» **What you will do**
Every entry that follows should be repeated exactly; drop the images.

==========

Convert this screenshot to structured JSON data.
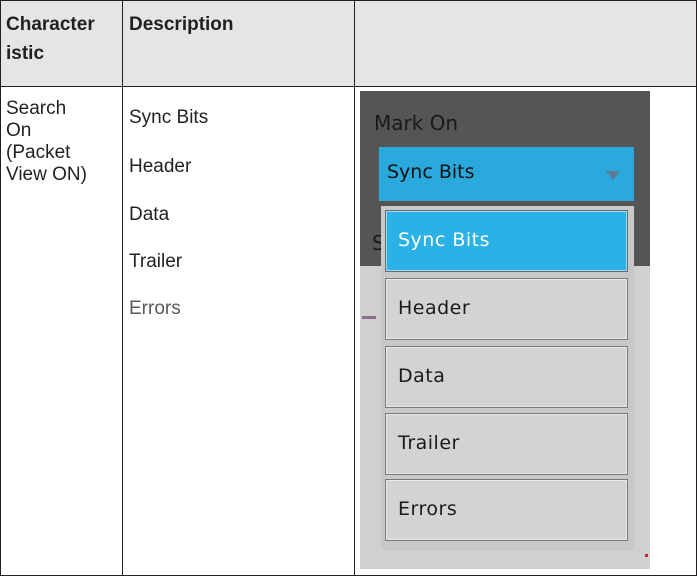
{
  "table": {
    "headers": {
      "characteristic": [
        "Character",
        "istic"
      ],
      "description": "Description",
      "third": ""
    },
    "row": {
      "characteristic": [
        "Search",
        "On",
        "(Packet",
        "View ON)"
      ],
      "description_items": [
        "Sync Bits",
        "Header",
        "Data",
        "Trailer",
        "Errors"
      ]
    }
  },
  "ui": {
    "mark_on_label": "Mark On",
    "selected_value": "Sync Bits",
    "background_glyph": "S",
    "options": [
      "Sync Bits",
      "Header",
      "Data",
      "Trailer",
      "Errors"
    ],
    "selected_index": 0,
    "colors": {
      "accent": "#2aa9dd",
      "panel": "#555555",
      "option_bg": "#d3d3d3"
    },
    "icons": [
      "chevron-down-icon"
    ]
  }
}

==========

» **Complete output**
Convert this screenshot to structured JSON data.
{
  "table": {
    "headers": {
      "characteristic": [
        "Character",
        "istic"
      ],
      "description": "Description",
      "third": ""
    },
    "row": {
      "characteristic": [
        "Search",
        "On",
        "(Packet",
        "View ON)"
      ],
      "description_items": [
        "Sync Bits",
        "Header",
        "Data",
        "Trailer",
        "Errors"
      ]
    }
  },
  "ui": {
    "mark_on_label": "Mark On",
    "selected_value": "Sync Bits",
    "background_glyph": "S",
    "options": [
      "Sync Bits",
      "Header",
      "Data",
      "Trailer",
      "Errors"
    ],
    "selected_index": 0,
    "colors": {
      "accent": "#2aa9dd",
      "panel": "#555555",
      "option_bg": "#d3d3d3"
    },
    "icons": [
      "chevron-down-icon"
    ]
  }
}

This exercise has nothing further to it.